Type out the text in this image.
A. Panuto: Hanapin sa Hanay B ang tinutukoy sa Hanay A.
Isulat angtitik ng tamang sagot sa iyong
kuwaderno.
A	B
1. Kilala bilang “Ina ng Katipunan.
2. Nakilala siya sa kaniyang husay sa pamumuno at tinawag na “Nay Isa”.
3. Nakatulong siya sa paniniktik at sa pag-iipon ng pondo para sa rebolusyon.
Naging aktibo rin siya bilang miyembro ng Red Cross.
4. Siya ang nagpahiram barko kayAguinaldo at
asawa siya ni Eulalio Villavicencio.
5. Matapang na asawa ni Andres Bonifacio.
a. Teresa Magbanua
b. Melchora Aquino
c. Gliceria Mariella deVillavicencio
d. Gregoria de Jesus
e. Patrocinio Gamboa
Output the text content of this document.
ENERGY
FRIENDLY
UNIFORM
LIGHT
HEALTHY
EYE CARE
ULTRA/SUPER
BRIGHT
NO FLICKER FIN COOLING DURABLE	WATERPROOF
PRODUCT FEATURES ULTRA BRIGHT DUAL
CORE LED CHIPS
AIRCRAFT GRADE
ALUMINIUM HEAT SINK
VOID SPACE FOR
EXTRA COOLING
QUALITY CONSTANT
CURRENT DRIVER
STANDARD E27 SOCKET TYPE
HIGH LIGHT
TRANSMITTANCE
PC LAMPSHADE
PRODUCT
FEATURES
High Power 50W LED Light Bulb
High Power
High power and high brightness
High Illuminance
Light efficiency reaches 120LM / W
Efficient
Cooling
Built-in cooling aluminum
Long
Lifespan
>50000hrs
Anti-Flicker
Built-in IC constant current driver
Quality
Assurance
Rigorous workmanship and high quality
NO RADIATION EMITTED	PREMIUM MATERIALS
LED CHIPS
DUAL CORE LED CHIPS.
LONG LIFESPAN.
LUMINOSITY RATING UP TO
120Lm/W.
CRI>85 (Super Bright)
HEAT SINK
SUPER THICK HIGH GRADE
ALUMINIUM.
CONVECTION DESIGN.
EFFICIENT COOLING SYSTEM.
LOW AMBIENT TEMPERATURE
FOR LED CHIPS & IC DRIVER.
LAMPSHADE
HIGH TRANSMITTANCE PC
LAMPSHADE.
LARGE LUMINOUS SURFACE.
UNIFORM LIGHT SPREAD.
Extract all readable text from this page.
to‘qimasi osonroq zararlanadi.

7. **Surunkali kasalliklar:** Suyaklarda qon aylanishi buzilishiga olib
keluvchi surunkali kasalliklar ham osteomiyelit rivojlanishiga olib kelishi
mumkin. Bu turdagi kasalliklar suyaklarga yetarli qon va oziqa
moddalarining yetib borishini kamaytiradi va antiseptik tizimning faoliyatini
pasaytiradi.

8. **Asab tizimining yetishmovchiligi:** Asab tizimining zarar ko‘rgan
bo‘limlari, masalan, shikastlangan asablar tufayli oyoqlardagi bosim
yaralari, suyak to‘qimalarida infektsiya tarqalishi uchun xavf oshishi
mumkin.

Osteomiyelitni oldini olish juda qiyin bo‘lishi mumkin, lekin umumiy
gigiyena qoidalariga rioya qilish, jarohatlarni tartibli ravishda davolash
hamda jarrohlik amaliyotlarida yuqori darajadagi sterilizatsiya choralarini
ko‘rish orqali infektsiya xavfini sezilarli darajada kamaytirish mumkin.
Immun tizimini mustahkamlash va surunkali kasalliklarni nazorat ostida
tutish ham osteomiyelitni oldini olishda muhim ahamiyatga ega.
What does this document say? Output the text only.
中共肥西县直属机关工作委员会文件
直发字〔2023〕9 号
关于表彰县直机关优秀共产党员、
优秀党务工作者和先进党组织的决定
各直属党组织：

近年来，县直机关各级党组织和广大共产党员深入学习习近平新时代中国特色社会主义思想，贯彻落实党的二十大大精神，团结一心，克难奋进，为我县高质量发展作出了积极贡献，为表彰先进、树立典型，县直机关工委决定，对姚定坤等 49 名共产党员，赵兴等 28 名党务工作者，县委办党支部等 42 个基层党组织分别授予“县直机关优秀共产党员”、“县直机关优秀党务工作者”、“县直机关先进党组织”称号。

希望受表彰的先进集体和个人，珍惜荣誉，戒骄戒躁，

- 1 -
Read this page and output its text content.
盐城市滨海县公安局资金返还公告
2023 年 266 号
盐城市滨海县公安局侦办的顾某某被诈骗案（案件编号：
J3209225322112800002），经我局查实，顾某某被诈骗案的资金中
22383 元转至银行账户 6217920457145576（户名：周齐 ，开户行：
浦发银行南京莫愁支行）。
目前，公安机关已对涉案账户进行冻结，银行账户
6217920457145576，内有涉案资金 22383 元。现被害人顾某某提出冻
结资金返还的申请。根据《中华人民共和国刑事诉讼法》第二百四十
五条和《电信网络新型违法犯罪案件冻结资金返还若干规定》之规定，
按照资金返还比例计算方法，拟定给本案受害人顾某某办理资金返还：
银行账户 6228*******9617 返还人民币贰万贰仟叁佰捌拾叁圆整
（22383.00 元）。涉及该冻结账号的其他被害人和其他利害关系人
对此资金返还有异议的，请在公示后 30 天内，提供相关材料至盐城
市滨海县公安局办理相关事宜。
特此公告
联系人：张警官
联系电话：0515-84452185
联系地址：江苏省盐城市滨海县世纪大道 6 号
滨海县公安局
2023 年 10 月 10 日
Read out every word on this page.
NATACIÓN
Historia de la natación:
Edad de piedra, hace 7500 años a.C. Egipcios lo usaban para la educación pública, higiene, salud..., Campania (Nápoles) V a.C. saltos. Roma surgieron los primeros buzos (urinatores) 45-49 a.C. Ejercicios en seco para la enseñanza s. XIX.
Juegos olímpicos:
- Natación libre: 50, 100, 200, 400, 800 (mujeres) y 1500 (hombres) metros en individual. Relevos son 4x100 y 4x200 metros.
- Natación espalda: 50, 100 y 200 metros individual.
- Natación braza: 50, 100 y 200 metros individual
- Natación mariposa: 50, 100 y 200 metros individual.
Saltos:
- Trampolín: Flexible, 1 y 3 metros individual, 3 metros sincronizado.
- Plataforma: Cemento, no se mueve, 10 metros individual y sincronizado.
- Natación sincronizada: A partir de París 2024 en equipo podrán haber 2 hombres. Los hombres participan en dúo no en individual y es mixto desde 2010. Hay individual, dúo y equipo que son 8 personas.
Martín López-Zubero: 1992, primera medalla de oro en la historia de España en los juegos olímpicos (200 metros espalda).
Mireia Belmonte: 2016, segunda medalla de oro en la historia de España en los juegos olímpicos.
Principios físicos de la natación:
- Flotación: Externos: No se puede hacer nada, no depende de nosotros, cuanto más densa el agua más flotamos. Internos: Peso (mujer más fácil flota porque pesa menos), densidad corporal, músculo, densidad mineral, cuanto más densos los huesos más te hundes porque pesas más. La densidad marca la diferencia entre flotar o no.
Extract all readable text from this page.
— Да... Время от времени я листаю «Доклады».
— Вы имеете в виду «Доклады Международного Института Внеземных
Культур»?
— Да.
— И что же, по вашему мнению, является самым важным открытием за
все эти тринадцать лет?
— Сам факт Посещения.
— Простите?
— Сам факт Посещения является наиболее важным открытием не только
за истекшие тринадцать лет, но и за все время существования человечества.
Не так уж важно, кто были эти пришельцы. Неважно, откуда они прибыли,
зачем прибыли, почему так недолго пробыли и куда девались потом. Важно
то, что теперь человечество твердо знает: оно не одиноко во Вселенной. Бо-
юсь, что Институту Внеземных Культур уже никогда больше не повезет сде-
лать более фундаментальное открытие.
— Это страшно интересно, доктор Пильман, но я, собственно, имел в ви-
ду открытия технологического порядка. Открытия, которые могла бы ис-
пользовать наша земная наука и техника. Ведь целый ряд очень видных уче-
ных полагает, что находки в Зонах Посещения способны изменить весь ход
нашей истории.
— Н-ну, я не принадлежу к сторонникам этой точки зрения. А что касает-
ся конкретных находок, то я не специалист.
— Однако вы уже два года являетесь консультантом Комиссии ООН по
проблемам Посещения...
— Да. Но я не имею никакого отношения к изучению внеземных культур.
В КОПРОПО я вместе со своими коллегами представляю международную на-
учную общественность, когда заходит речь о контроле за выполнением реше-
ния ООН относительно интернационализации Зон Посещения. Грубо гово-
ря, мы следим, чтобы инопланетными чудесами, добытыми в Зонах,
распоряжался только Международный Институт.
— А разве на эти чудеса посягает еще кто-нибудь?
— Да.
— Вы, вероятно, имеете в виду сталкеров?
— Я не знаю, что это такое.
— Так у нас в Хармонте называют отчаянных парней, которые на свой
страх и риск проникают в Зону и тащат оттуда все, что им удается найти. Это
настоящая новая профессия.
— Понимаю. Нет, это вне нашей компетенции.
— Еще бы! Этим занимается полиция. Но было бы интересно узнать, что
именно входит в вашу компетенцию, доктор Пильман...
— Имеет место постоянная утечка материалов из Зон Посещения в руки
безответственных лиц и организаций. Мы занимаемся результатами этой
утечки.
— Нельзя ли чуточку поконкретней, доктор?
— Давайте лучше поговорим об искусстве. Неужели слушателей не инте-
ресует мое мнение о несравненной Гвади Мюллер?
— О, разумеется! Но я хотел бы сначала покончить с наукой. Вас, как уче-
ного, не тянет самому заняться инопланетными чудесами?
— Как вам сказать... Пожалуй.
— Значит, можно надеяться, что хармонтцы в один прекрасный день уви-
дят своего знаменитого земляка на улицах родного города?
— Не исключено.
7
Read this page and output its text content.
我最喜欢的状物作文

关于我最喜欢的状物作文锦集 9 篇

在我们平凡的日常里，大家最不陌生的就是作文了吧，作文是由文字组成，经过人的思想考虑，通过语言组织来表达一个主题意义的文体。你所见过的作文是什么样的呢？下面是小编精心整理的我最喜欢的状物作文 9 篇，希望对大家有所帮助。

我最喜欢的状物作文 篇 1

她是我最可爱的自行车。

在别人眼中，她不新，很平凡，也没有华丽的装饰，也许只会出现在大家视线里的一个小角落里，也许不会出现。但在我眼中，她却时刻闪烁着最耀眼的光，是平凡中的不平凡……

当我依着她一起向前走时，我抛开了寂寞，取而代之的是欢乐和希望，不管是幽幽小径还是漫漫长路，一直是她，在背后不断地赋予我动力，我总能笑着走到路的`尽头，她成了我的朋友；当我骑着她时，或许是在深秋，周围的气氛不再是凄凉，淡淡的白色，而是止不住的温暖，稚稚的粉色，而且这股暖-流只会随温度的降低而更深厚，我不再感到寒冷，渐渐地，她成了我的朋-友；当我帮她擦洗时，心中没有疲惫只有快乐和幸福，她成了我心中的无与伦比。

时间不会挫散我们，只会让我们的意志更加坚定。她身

▸ What to do
How many lines of the listing above include the word "доктор"? Reply with the number alone.

▸ Task result
3